--- START OF Data shown ---
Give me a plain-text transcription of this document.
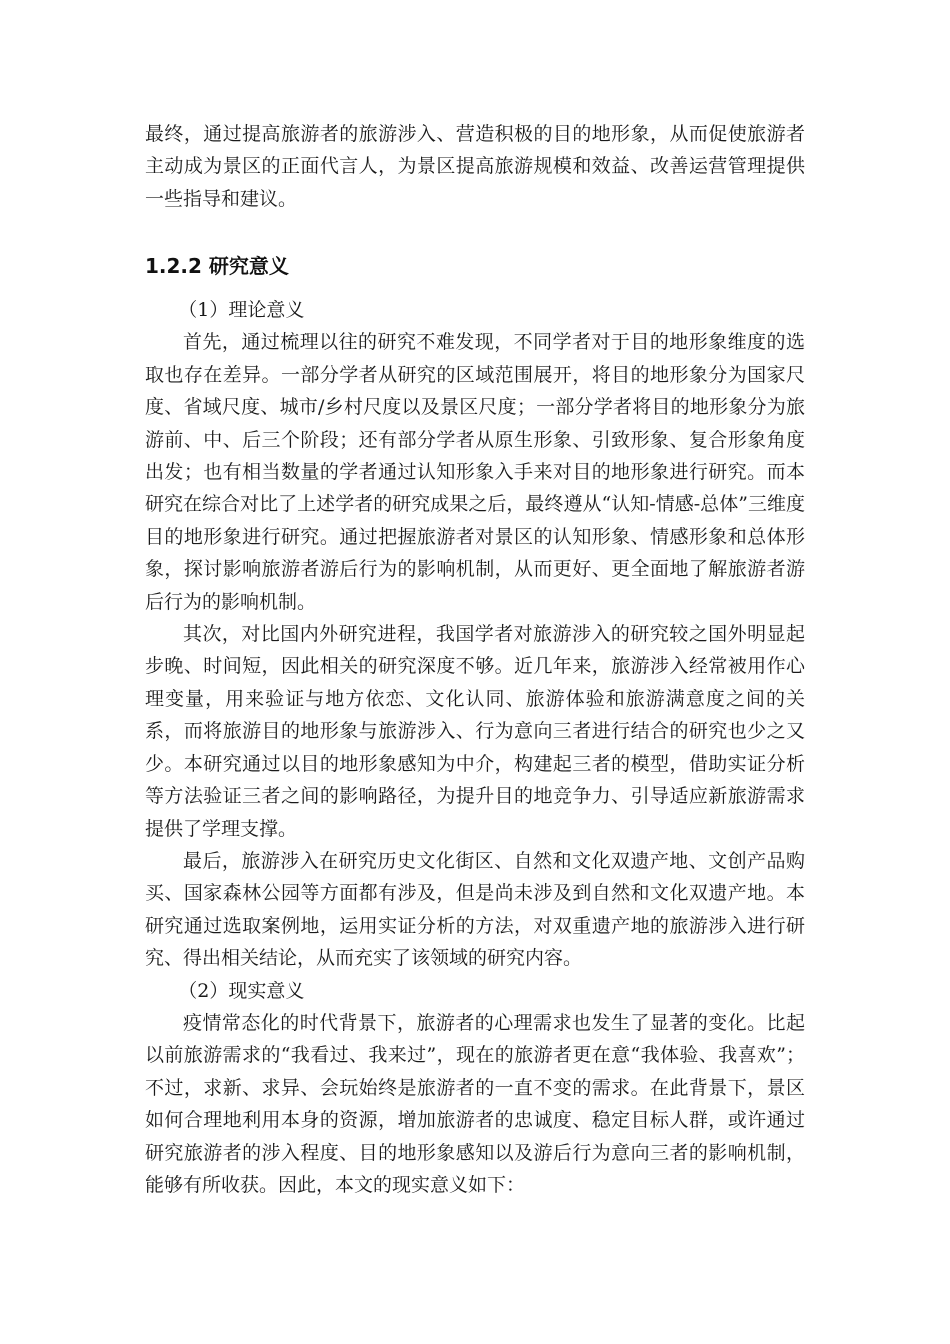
最终，通过提高旅游者的旅游涉入、营造积极的目的地形象，从而促使旅游者主动成为景区的正面代言人，为景区提高旅游规模和效益、改善运营管理提供一些指导和建议。

1.2.2 研究意义

（1）理论意义

首先，通过梳理以往的研究不难发现，不同学者对于目的地形象维度的选取也存在差异。一部分学者从研究的区域范围展开，将目的地形象分为国家尺度、省域尺度、城市/乡村尺度以及景区尺度；一部分学者将目的地形象分为旅游前、中、后三个阶段；还有部分学者从原生形象、引致形象、复合形象角度出发；也有相当数量的学者通过认知形象入手来对目的地形象进行研究。而本研究在综合对比了上述学者的研究成果之后，最终遵从“认知-情感-总体”三维度目的地形象进行研究。通过把握旅游者对景区的认知形象、情感形象和总体形象，探讨影响旅游者游后行为的影响机制，从而更好、更全面地了解旅游者游后行为的影响机制。

其次，对比国内外研究进程，我国学者对旅游涉入的研究较之国外明显起步晚、时间短，因此相关的研究深度不够。近几年来，旅游涉入经常被用作心理变量，用来验证与地方依恋、文化认同、旅游体验和旅游满意度之间的关系，而将旅游目的地形象与旅游涉入、行为意向三者进行结合的研究也少之又少。本研究通过以目的地形象感知为中介，构建起三者的模型，借助实证分析等方法验证三者之间的影响路径，为提升目的地竞争力、引导适应新旅游需求提供了学理支撑。

最后，旅游涉入在研究历史文化街区、自然和文化双遗产地、文创产品购买、国家森林公园等方面都有涉及，但是尚未涉及到自然和文化双遗产地。本研究通过选取案例地，运用实证分析的方法，对双重遗产地的旅游涉入进行研究、得出相关结论，从而充实了该领域的研究内容。

（2）现实意义

疫情常态化的时代背景下，旅游者的心理需求也发生了显著的变化。比起以前旅游需求的“我看过、我来过”，现在的旅游者更在意“我体验、我喜欢”；不过，求新、求异、会玩始终是旅游者的一直不变的需求。在此背景下，景区如何合理地利用本身的资源，增加旅游者的忠诚度、稳定目标人群，或许通过研究旅游者的涉入程度、目的地形象感知以及游后行为意向三者的影响机制，能够有所收获。因此，本文的现实意义如下：
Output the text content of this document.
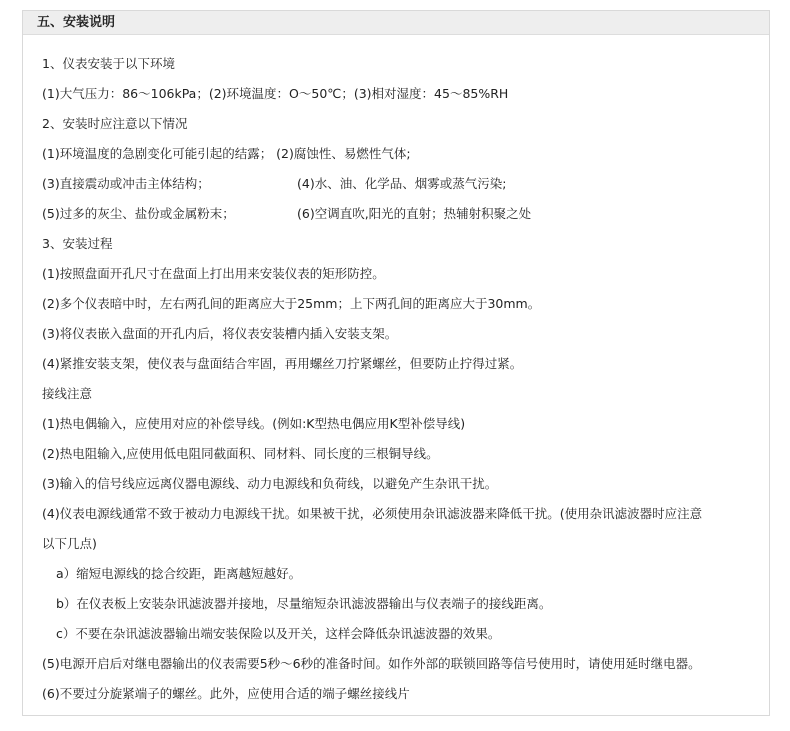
五、安装说明
1、仪表安装于以下环境
(1)大气压力：86～106kPa；(2)环境温度：O～50℃；(3)相对湿度：45～85%RH
2、安装时应注意以下情况
(1)环境温度的急剧变化可能引起的结露； (2)腐蚀性、易燃性气体;
(3)直接震动或冲击主体结构；	(4)水、油、化学品、烟雾或蒸气污染;
(5)过多的灰尘、盐份或金属粉末；	(6)空调直吹,阳光的直射；热辅射积聚之处
3、安装过程
(1)按照盘面开孔尺寸在盘面上打出用来安装仪表的矩形防控。
(2)多个仪表暗中时，左右两孔间的距离应大于25mm；上下两孔间的距离应大于30mm。
(3)将仪表嵌入盘面的开孔内后，将仪表安装槽内插入安装支架。
(4)紧推安装支架，使仪表与盘面结合牢固，再用螺丝刀拧紧螺丝，但要防止拧得过紧。
接线注意
(1)热电偶输入，应使用对应的补偿导线。(例如:K型热电偶应用K型补偿导线)
(2)热电阻输入,应使用低电阻同截面积、同材料、同长度的三根铜导线。
(3)输入的信号线应远离仪器电源线、动力电源线和负荷线，以避免产生杂讯干扰。
(4)仪表电源线通常不致于被动力电源线干扰。如果被干扰，必须使用杂讯滤波器来降低干扰。(使用杂讯滤波器时应注意
以下几点)
a）缩短电源线的捻合绞距，距离越短越好。
b）在仪表板上安装杂讯滤波器并接地，尽量缩短杂讯滤波器输出与仪表端子的接线距离。
c）不要在杂讯滤波器输出端安装保险以及开关，这样会降低杂讯滤波器的效果。
(5)电源开启后对继电器输出的仪表需要5秒～6秒的准备时间。如作外部的联锁回路等信号使用时，请使用延时继电器。
(6)不要过分旋紧端子的螺丝。此外，应使用合适的端子螺丝接线片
--- END OF Data shown ---
Without including any pictures, print each record exactly.

#### Written response:
Give me a plain-text transcription of this document.
最终，通过提高旅游者的旅游涉入、营造积极的目的地形象，从而促使旅游者主动成为景区的正面代言人，为景区提高旅游规模和效益、改善运营管理提供一些指导和建议。

1.2.2 研究意义

（1）理论意义

首先，通过梳理以往的研究不难发现，不同学者对于目的地形象维度的选取也存在差异。一部分学者从研究的区域范围展开，将目的地形象分为国家尺度、省域尺度、城市/乡村尺度以及景区尺度；一部分学者将目的地形象分为旅游前、中、后三个阶段；还有部分学者从原生形象、引致形象、复合形象角度出发；也有相当数量的学者通过认知形象入手来对目的地形象进行研究。而本研究在综合对比了上述学者的研究成果之后，最终遵从“认知-情感-总体”三维度目的地形象进行研究。通过把握旅游者对景区的认知形象、情感形象和总体形象，探讨影响旅游者游后行为的影响机制，从而更好、更全面地了解旅游者游后行为的影响机制。

其次，对比国内外研究进程，我国学者对旅游涉入的研究较之国外明显起步晚、时间短，因此相关的研究深度不够。近几年来，旅游涉入经常被用作心理变量，用来验证与地方依恋、文化认同、旅游体验和旅游满意度之间的关系，而将旅游目的地形象与旅游涉入、行为意向三者进行结合的研究也少之又少。本研究通过以目的地形象感知为中介，构建起三者的模型，借助实证分析等方法验证三者之间的影响路径，为提升目的地竞争力、引导适应新旅游需求提供了学理支撑。

最后，旅游涉入在研究历史文化街区、自然和文化双遗产地、文创产品购买、国家森林公园等方面都有涉及，但是尚未涉及到自然和文化双遗产地。本研究通过选取案例地，运用实证分析的方法，对双重遗产地的旅游涉入进行研究、得出相关结论，从而充实了该领域的研究内容。

（2）现实意义

疫情常态化的时代背景下，旅游者的心理需求也发生了显著的变化。比起以前旅游需求的“我看过、我来过”，现在的旅游者更在意“我体验、我喜欢”；不过，求新、求异、会玩始终是旅游者的一直不变的需求。在此背景下，景区如何合理地利用本身的资源，增加旅游者的忠诚度、稳定目标人群，或许通过研究旅游者的涉入程度、目的地形象感知以及游后行为意向三者的影响机制，能够有所收获。因此，本文的现实意义如下：
Output the text content of this document.
五、安装说明
1、仪表安装于以下环境
(1)大气压力：86～106kPa；(2)环境温度：O～50℃；(3)相对湿度：45～85%RH
2、安装时应注意以下情况
(1)环境温度的急剧变化可能引起的结露； (2)腐蚀性、易燃性气体;
(3)直接震动或冲击主体结构；	(4)水、油、化学品、烟雾或蒸气污染;
(5)过多的灰尘、盐份或金属粉末；	(6)空调直吹,阳光的直射；热辅射积聚之处
3、安装过程
(1)按照盘面开孔尺寸在盘面上打出用来安装仪表的矩形防控。
(2)多个仪表暗中时，左右两孔间的距离应大于25mm；上下两孔间的距离应大于30mm。
(3)将仪表嵌入盘面的开孔内后，将仪表安装槽内插入安装支架。
(4)紧推安装支架，使仪表与盘面结合牢固，再用螺丝刀拧紧螺丝，但要防止拧得过紧。
接线注意
(1)热电偶输入，应使用对应的补偿导线。(例如:K型热电偶应用K型补偿导线)
(2)热电阻输入,应使用低电阻同截面积、同材料、同长度的三根铜导线。
(3)输入的信号线应远离仪器电源线、动力电源线和负荷线，以避免产生杂讯干扰。
(4)仪表电源线通常不致于被动力电源线干扰。如果被干扰，必须使用杂讯滤波器来降低干扰。(使用杂讯滤波器时应注意
以下几点)
a）缩短电源线的捻合绞距，距离越短越好。
b）在仪表板上安装杂讯滤波器并接地，尽量缩短杂讯滤波器输出与仪表端子的接线距离。
c）不要在杂讯滤波器输出端安装保险以及开关，这样会降低杂讯滤波器的效果。
(5)电源开启后对继电器输出的仪表需要5秒～6秒的准备时间。如作外部的联锁回路等信号使用时，请使用延时继电器。
(6)不要过分旋紧端子的螺丝。此外，应使用合适的端子螺丝接线片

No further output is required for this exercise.